Extracted records
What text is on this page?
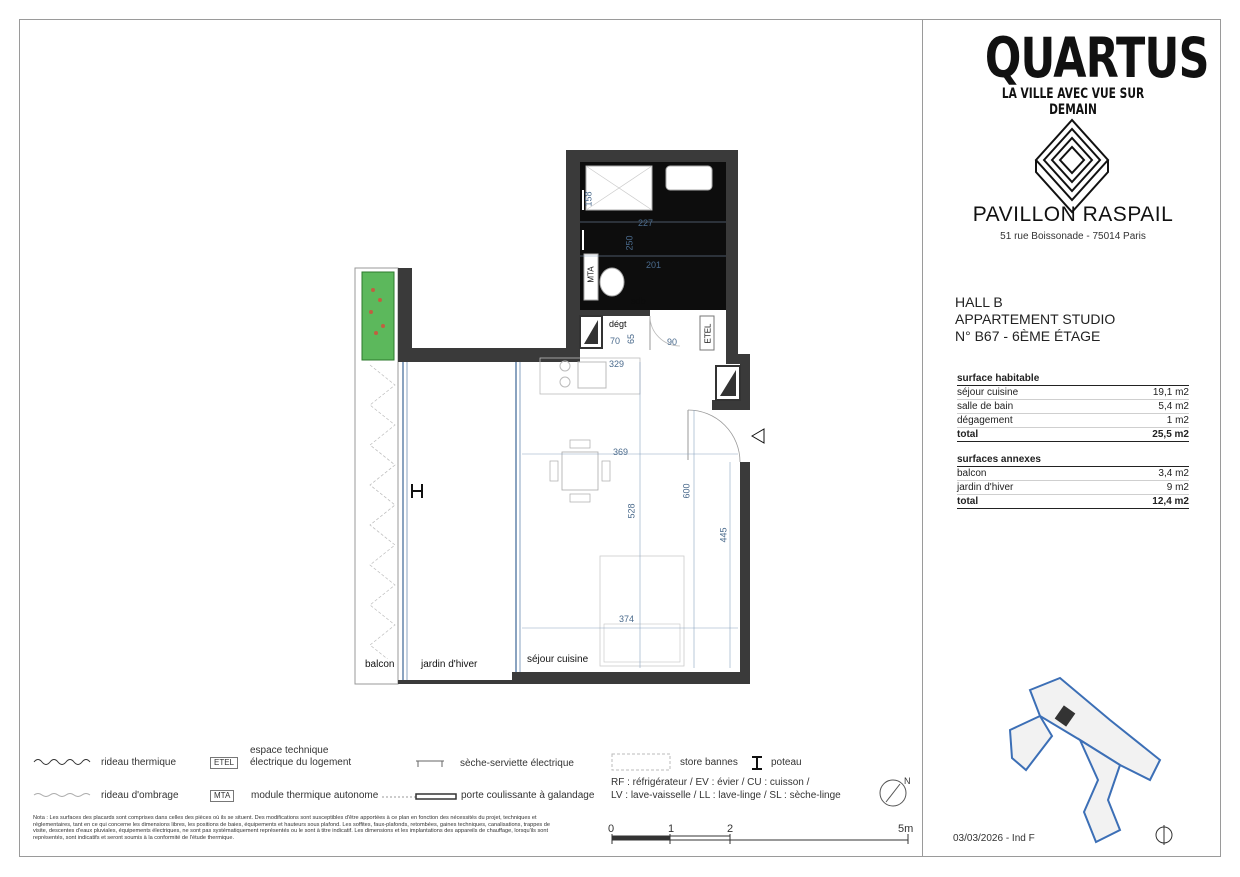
QUARTUS
LA VILLE AVEC VUE SUR DEMAIN
PAVILLON RASPAIL
51 rue Boissonade - 75014 Paris
HALL B
APPARTEMENT STUDIO
N° B67 - 6ÈME ÉTAGE
surface habitable
séjour cuisine	19,1 m2
salle de bain	5,4 m2
dégagement	1 m2
total	25,5 m2
surfaces annexes
balcon	3,4 m2
jardin d'hiver	9 m2
total	12,4 m2
03/03/2026 - Ind F
balcon	jardin d'hiver	séjour cuisine
dégt
sdb
MTA
ETEL
158
227
250
201
70 65	90
329
369
600
528
445
374
rideau thermique
rideau d'ombrage
ETEL
espace technique électrique du logement
MTA	module thermique autonome
sèche-serviette électrique
porte coulissante à galandage
store bannes	poteau
RF : réfrigérateur / EV : évier / CU : cuisson /
LV : lave-vaisselle / LL : lave-linge / SL : sèche-linge
N
0	1	2	5m
Nota : Les surfaces des placards sont comprises dans celles des pièces où ils se situent. Des modifications sont susceptibles d'être apportées à ce plan en fonction des nécessités du projet, techniques et réglementaires, tant en ce qui concerne les dimensions libres, les positions de baies, équipements et hauteurs sous plafond. Les soffites, faux-plafonds, retombées, gaines techniques, canalisations, trappes de visite, descentes d'eaux pluviales, équipements électriques, ne sont pas systématiquement représentés ou le sont à titre indicatif. Les dimensions et les implantations des appareils de chauffage, lorsqu'ils sont représentés, sont indicatifs et seront soumis à la conformité de l'étude thermique.
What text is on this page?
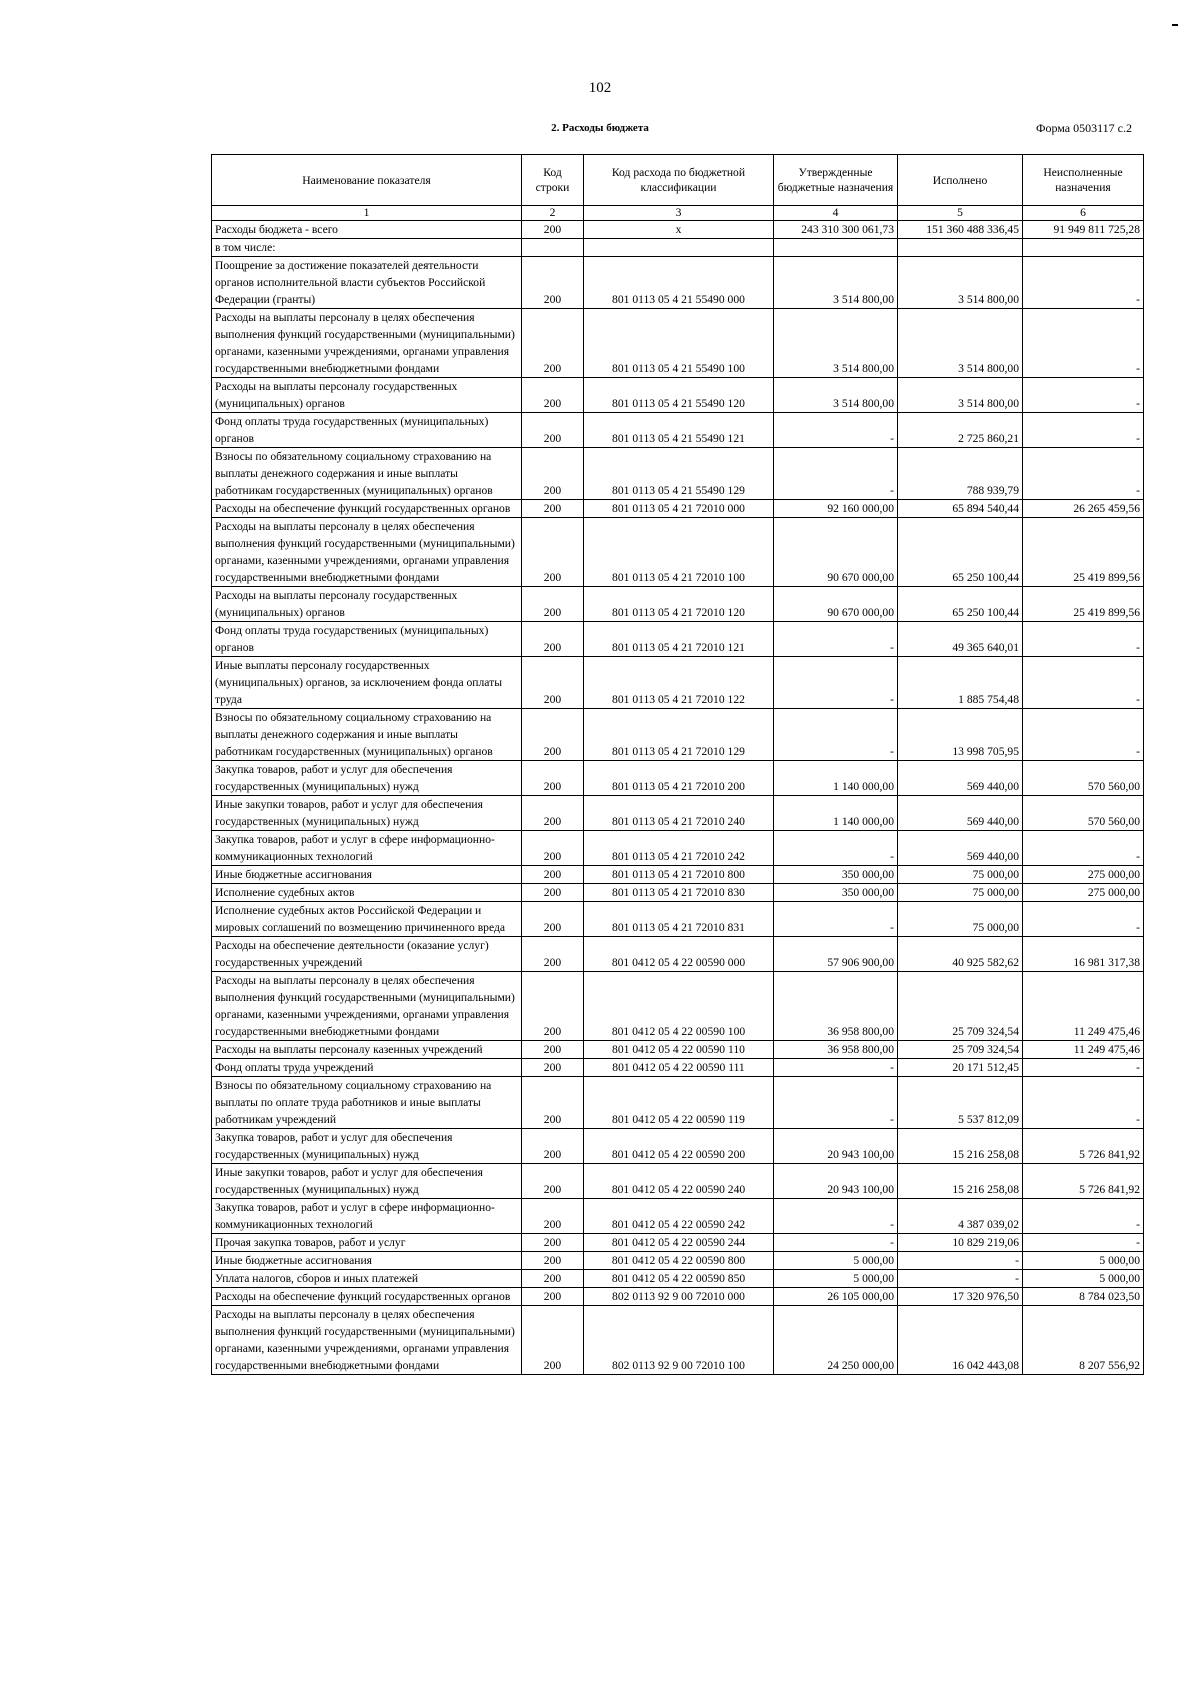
102
2. Расходы бюджета	Форма 0503117 с.2
Наименование показателя	Код строки	Код расхода по бюджетной классификации	Утвержденные бюджетные назначения	Исполнено	Неисполненные назначения
1	2	3	4	5	6
Расходы бюджета - всего	200	x	243 310 300 061,73	151 360 488 336,45	91 949 811 725,28
в том числе:					
Поощрение за достижение показателей деятельности органов исполнительной власти субъектов Российской Федерации (гранты)	200	801 0113 05 4 21 55490 000	3 514 800,00	3 514 800,00	-
Расходы на выплаты персоналу в целях обеспечения выполнения функций государственными (муниципальными) органами, казенными учреждениями, органами управления государственными внебюджетными фондами	200	801 0113 05 4 21 55490 100	3 514 800,00	3 514 800,00	-
Расходы на выплаты персоналу государственных (муниципальных) органов	200	801 0113 05 4 21 55490 120	3 514 800,00	3 514 800,00	-
Фонд оплаты труда государственных (муниципальных) органов	200	801 0113 05 4 21 55490 121	-	2 725 860,21	-
Взносы по обязательному социальному страхованию на выплаты денежного содержания и иные выплаты работникам государственных (муниципальных) органов	200	801 0113 05 4 21 55490 129	-	788 939,79	-
Расходы на обеспечение функций государственных органов	200	801 0113 05 4 21 72010 000	92 160 000,00	65 894 540,44	26 265 459,56
Расходы на выплаты персоналу в целях обеспечения выполнения функций государственными (муниципальными) органами, казенными учреждениями, органами управления государственными внебюджетными фондами	200	801 0113 05 4 21 72010 100	90 670 000,00	65 250 100,44	25 419 899,56
Расходы на выплаты персоналу государственных (муниципальных) органов	200	801 0113 05 4 21 72010 120	90 670 000,00	65 250 100,44	25 419 899,56
Фонд оплаты труда государствениых (муниципальных) органов	200	801 0113 05 4 21 72010 121	-	49 365 640,01	-
Иные выплаты персоналу государственных (муниципальных) органов, за исключением фонда оплаты труда	200	801 0113 05 4 21 72010 122	-	1 885 754,48	-
Взносы по обязательному социальному страхованию на выплаты денежного содержания и иные выплаты работникам государственных (муниципальных) органов	200	801 0113 05 4 21 72010 129	-	13 998 705,95	-
Закупка товаров, работ и услуг для обеспечения государственных (муниципальных) нужд	200	801 0113 05 4 21 72010 200	1 140 000,00	569 440,00	570 560,00
Иные закупки товаров, работ и услуг для обеспечения государственных (муниципальных) нужд	200	801 0113 05 4 21 72010 240	1 140 000,00	569 440,00	570 560,00
Закупка товаров, работ и услуг в сфере информационно-коммуникационных технологий	200	801 0113 05 4 21 72010 242	-	569 440,00	-
Иные бюджетные ассигнования	200	801 0113 05 4 21 72010 800	350 000,00	75 000,00	275 000,00
Исполнение судебных актов	200	801 0113 05 4 21 72010 830	350 000,00	75 000,00	275 000,00
Исполнение судебных актов Российской Федерации и мировых соглашений по возмещению причиненного вреда	200	801 0113 05 4 21 72010 831	-	75 000,00	-
Расходы на обеспечение деятельности (оказание услуг) государственных учреждений	200	801 0412 05 4 22 00590 000	57 906 900,00	40 925 582,62	16 981 317,38
Расходы на выплаты персоналу в целях обеспечения выполнения функций государственными (муниципальными) органами, казенными учреждениями, органами управления государственными внебюджетными фондами	200	801 0412 05 4 22 00590 100	36 958 800,00	25 709 324,54	11 249 475,46
Расходы на выплаты персоналу казенных учреждений	200	801 0412 05 4 22 00590 110	36 958 800,00	25 709 324,54	11 249 475,46
Фонд оплаты труда учреждений	200	801 0412 05 4 22 00590 111	-	20 171 512,45	-
Взносы по обязательному социальному страхованию на выплаты по оплате труда работников и иные выплаты работникам учреждений	200	801 0412 05 4 22 00590 119	-	5 537 812,09	-
Закупка товаров, работ и услуг для обеспечения государственных (муниципальных) нужд	200	801 0412 05 4 22 00590 200	20 943 100,00	15 216 258,08	5 726 841,92
Иные закупки товаров, работ и услуг для обеспечения государственных (муниципальных) нужд	200	801 0412 05 4 22 00590 240	20 943 100,00	15 216 258,08	5 726 841,92
Закупка товаров, работ и услуг в сфере информационно-коммуникационных технологий	200	801 0412 05 4 22 00590 242	-	4 387 039,02	-
Прочая закупка товаров, работ и услуг	200	801 0412 05 4 22 00590 244	-	10 829 219,06	-
Иные бюджетные ассигнования	200	801 0412 05 4 22 00590 800	5 000,00	-	5 000,00
Уплата налогов, сборов и иных платежей	200	801 0412 05 4 22 00590 850	5 000,00	-	5 000,00
Расходы на обеспечение функций государственных органов	200	802 0113 92 9 00 72010 000	26 105 000,00	17 320 976,50	8 784 023,50
Расходы на выплаты персоналу в целях обеспечения выполнения функций государственными (муниципальными) органами, казенными учреждениями, органами управления государственными внебюджетными фондами	200	802 0113 92 9 00 72010 100	24 250 000,00	16 042 443,08	8 207 556,92
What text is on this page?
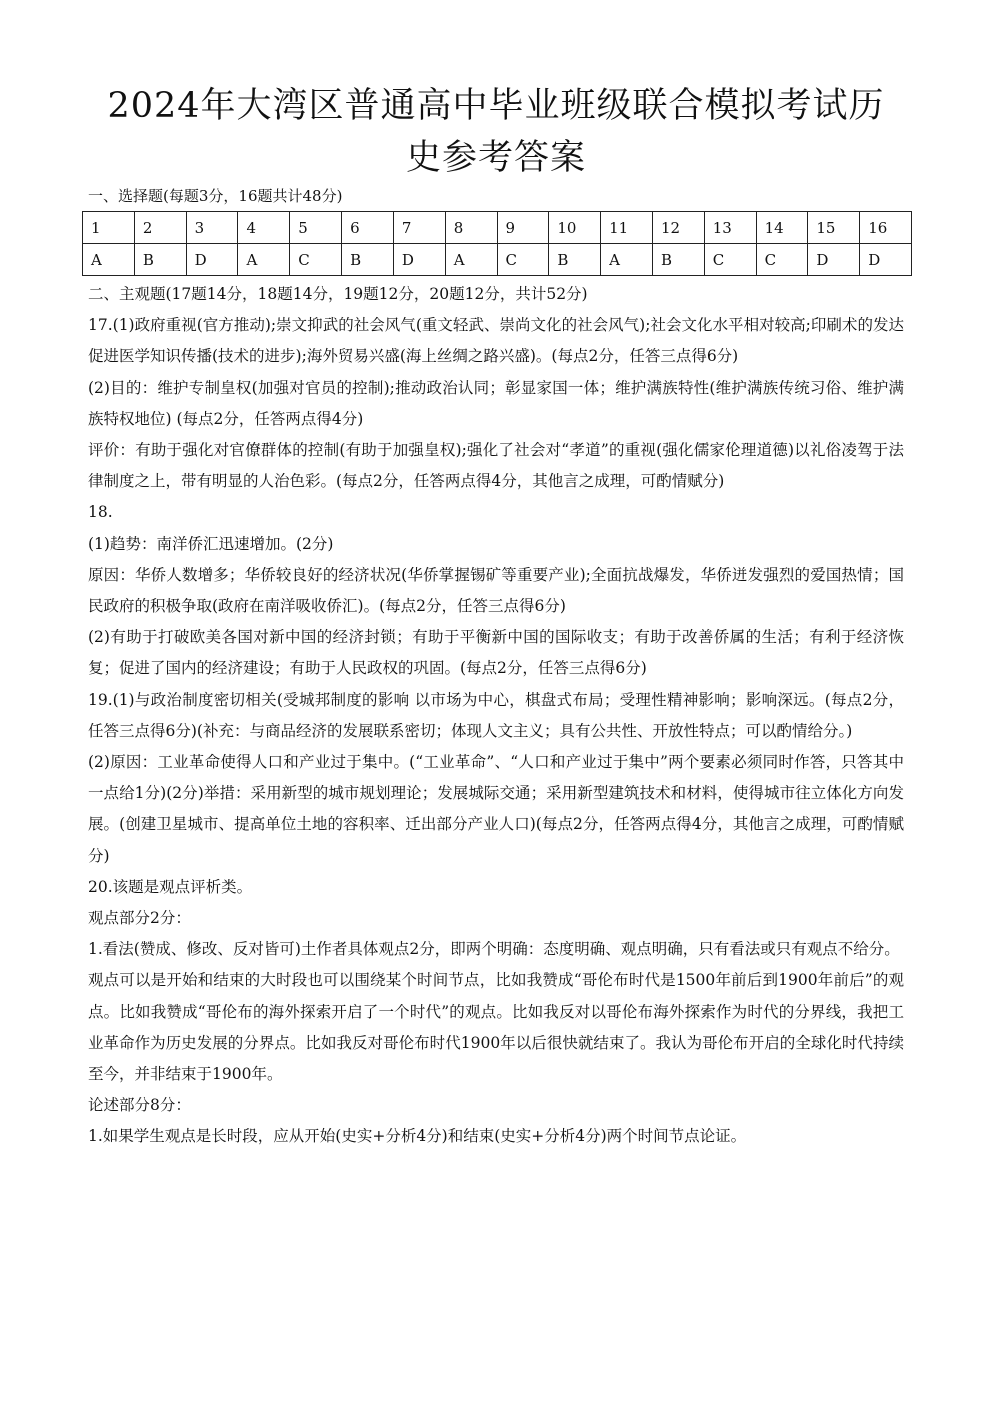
2024年大湾区普通高中毕业班级联合模拟考试历
史参考答案
一、选择题(每题3分，16题共计48分)
1	2	3	4	5	6	7	8	9	10	11	12	13	14	15	16
A	B	D	A	C	B	D	A	C	B	A	B	C	C	D	D

二、主观题(17题14分，18题14分，19题12分，20题12分，共计52分)

17.(1)政府重视(官方推动);崇文抑武的社会风气(重文轻武、崇尚文化的社会风气);社会文化水平相对较高;印刷术的发达促进医学知识传播(技术的进步);海外贸易兴盛(海上丝绸之路兴盛)。(每点2分，任答三点得6分)

(2)目的：维护专制皇权(加强对官员的控制);推动政治认同；彰显家国一体；维护满族特性(维护满族传统习俗、维护满族特权地位) (每点2分，任答两点得4分)

评价：有助于强化对官僚群体的控制(有助于加强皇权);强化了社会对“孝道”的重视(强化儒家伦理道德)以礼俗凌驾于法律制度之上，带有明显的人治色彩。(每点2分，任答两点得4分，其他言之成理，可酌情赋分)

18.

(1)趋势：南洋侨汇迅速增加。(2分)

原因：华侨人数增多；华侨较良好的经济状况(华侨掌握锡矿等重要产业);全面抗战爆发，华侨迸发强烈的爱国热情；国民政府的积极争取(政府在南洋吸收侨汇)。(每点2分，任答三点得6分)

(2)有助于打破欧美各国对新中国的经济封锁；有助于平衡新中国的国际收支；有助于改善侨属的生活；有利于经济恢复；促进了国内的经济建设；有助于人民政权的巩固。(每点2分，任答三点得6分)

19.(1)与政治制度密切相关(受城邦制度的影响 以市场为中心，棋盘式布局；受理性精神影响；影响深远。(每点2分，任答三点得6分)(补充：与商品经济的发展联系密切；体现人文主义；具有公共性、开放性特点；可以酌情给分。)

(2)原因：工业革命使得人口和产业过于集中。(“工业革命”、“人口和产业过于集中”两个要素必须同时作答，只答其中一点给1分)(2分)举措：采用新型的城市规划理论；发展城际交通；采用新型建筑技术和材料，使得城市往立体化方向发展。(创建卫星城市、提高单位土地的容积率、迁出部分产业人口)(每点2分，任答两点得4分，其他言之成理，可酌情赋分)

20.该题是观点评析类。

观点部分2分：

1.看法(赞成、修改、反对皆可)土作者具体观点2分，即两个明确：态度明确、观点明确，只有看法或只有观点不给分。

观点可以是开始和结束的大时段也可以围绕某个时间节点，比如我赞成“哥伦布时代是1500年前后到1900年前后”的观点。比如我赞成“哥伦布的海外探索开启了一个时代”的观点。比如我反对以哥伦布海外探索作为时代的分界线，我把工业革命作为历史发展的分界点。比如我反对哥伦布时代1900年以后很快就结束了。我认为哥伦布开启的全球化时代持续至今，并非结束于1900年。

论述部分8分：

1.如果学生观点是长时段，应从开始(史实+分析4分)和结束(史实+分析4分)两个时间节点论证。
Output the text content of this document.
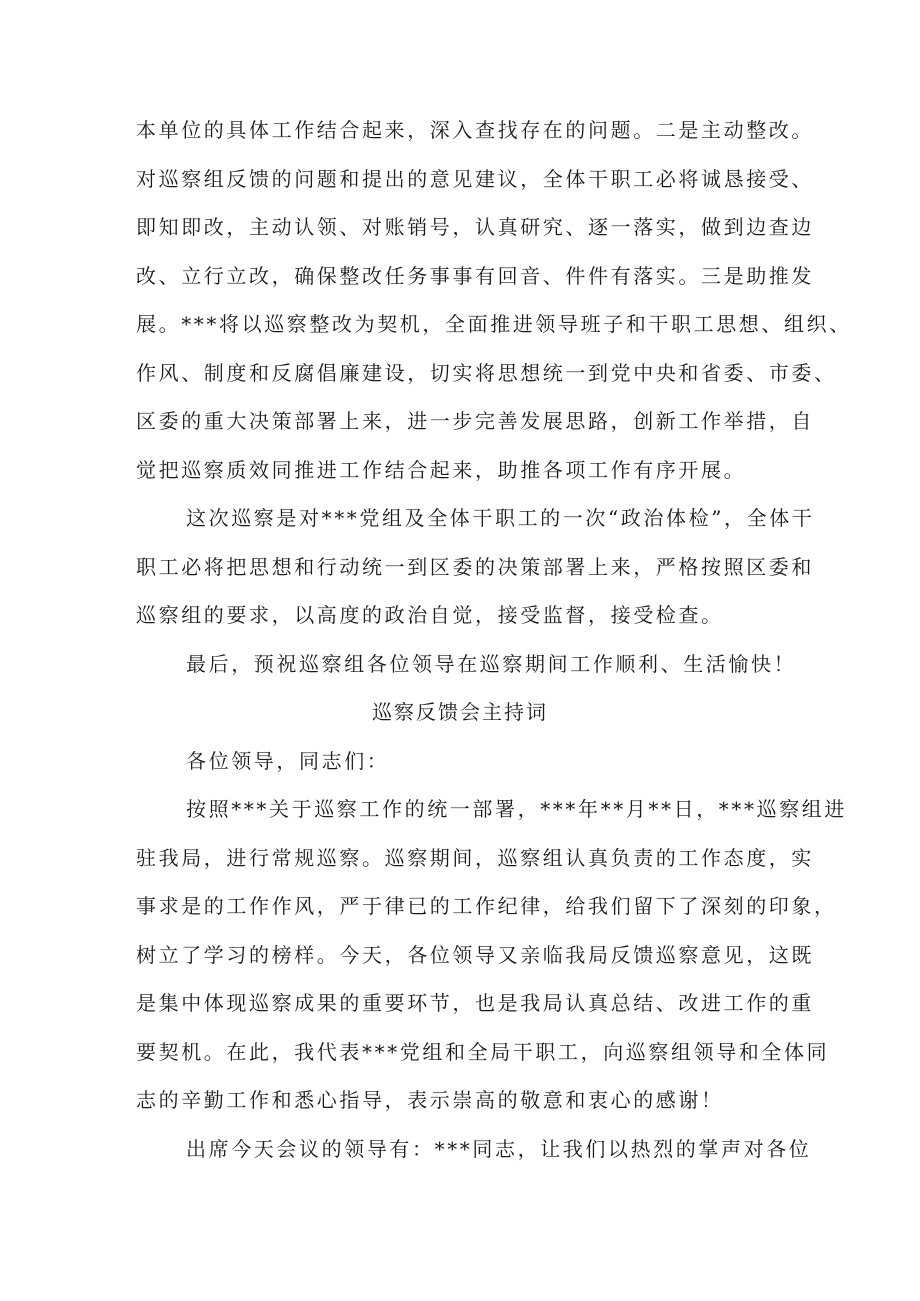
本单位的具体工作结合起来，深入查找存在的问题。二是主动整改。
对巡察组反馈的问题和提出的意见建议，全体干职工必将诚恳接受、
即知即改，主动认领、对账销号，认真研究、逐一落实，做到边查边
改、立行立改，确保整改任务事事有回音、件件有落实。三是助推发
展。***将以巡察整改为契机，全面推进领导班子和干职工思想、组织、
作风、制度和反腐倡廉建设，切实将思想统一到党中央和省委、市委、
区委的重大决策部署上来，进一步完善发展思路，创新工作举措，自
觉把巡察质效同推进工作结合起来，助推各项工作有序开展。
这次巡察是对***党组及全体干职工的一次“政治体检”，全体干
职工必将把思想和行动统一到区委的决策部署上来，严格按照区委和
巡察组的要求，以高度的政治自觉，接受监督，接受检查。
最后，预祝巡察组各位领导在巡察期间工作顺利、生活愉快！
巡察反馈会主持词
各位领导，同志们：
按照***关于巡察工作的统一部署，***年**月**日，***巡察组进
驻我局，进行常规巡察。巡察期间，巡察组认真负责的工作态度，实
事求是的工作作风，严于律已的工作纪律，给我们留下了深刻的印象，
树立了学习的榜样。今天，各位领导又亲临我局反馈巡察意见，这既
是集中体现巡察成果的重要环节，也是我局认真总结、改进工作的重
要契机。在此，我代表***党组和全局干职工，向巡察组领导和全体同
志的辛勤工作和悉心指导，表示崇高的敬意和衷心的感谢！
出席今天会议的领导有：***同志，让我们以热烈的掌声对各位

Stated goal
How many lines in the listing above contain "sèche"? Answer with the number alone.

Full output
2